REQUIREMENT. In the data that follows, every line containing the word "scale" should be returned.

THE DATA.
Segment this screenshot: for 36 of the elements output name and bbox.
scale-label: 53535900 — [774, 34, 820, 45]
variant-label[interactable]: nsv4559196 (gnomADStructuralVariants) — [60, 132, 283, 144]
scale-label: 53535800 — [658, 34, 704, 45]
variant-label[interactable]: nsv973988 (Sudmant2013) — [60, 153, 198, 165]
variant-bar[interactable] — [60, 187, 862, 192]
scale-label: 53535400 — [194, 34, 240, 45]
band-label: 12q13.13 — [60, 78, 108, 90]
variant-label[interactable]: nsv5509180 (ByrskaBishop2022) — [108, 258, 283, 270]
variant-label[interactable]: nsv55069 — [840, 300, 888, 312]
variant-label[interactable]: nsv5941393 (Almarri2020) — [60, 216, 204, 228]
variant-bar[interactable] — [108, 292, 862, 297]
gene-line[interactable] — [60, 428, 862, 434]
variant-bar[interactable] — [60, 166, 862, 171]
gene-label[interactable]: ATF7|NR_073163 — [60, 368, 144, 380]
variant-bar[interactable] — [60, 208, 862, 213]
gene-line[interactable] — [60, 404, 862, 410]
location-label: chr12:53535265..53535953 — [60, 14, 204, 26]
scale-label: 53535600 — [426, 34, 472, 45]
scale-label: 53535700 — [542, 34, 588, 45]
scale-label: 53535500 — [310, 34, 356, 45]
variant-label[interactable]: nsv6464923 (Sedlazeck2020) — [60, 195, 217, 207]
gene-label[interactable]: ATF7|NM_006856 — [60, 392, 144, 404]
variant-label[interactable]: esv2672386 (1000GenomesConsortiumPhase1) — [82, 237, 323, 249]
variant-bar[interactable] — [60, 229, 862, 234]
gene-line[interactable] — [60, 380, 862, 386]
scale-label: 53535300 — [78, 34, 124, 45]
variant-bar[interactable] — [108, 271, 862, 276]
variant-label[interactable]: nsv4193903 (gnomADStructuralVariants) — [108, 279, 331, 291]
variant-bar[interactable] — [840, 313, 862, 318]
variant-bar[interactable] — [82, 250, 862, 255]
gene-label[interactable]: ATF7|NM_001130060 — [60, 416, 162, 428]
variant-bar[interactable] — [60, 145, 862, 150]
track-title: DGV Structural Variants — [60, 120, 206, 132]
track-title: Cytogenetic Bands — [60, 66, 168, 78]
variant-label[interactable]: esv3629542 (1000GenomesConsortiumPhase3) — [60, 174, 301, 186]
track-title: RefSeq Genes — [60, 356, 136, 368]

OUTPUT FOR THIS TASK.
scale-label: 53535900 — [774, 34, 820, 45]
scale-label: 53535800 — [658, 34, 704, 45]
scale-label: 53535400 — [194, 34, 240, 45]
scale-label: 53535600 — [426, 34, 472, 45]
scale-label: 53535700 — [542, 34, 588, 45]
scale-label: 53535500 — [310, 34, 356, 45]
scale-label: 53535300 — [78, 34, 124, 45]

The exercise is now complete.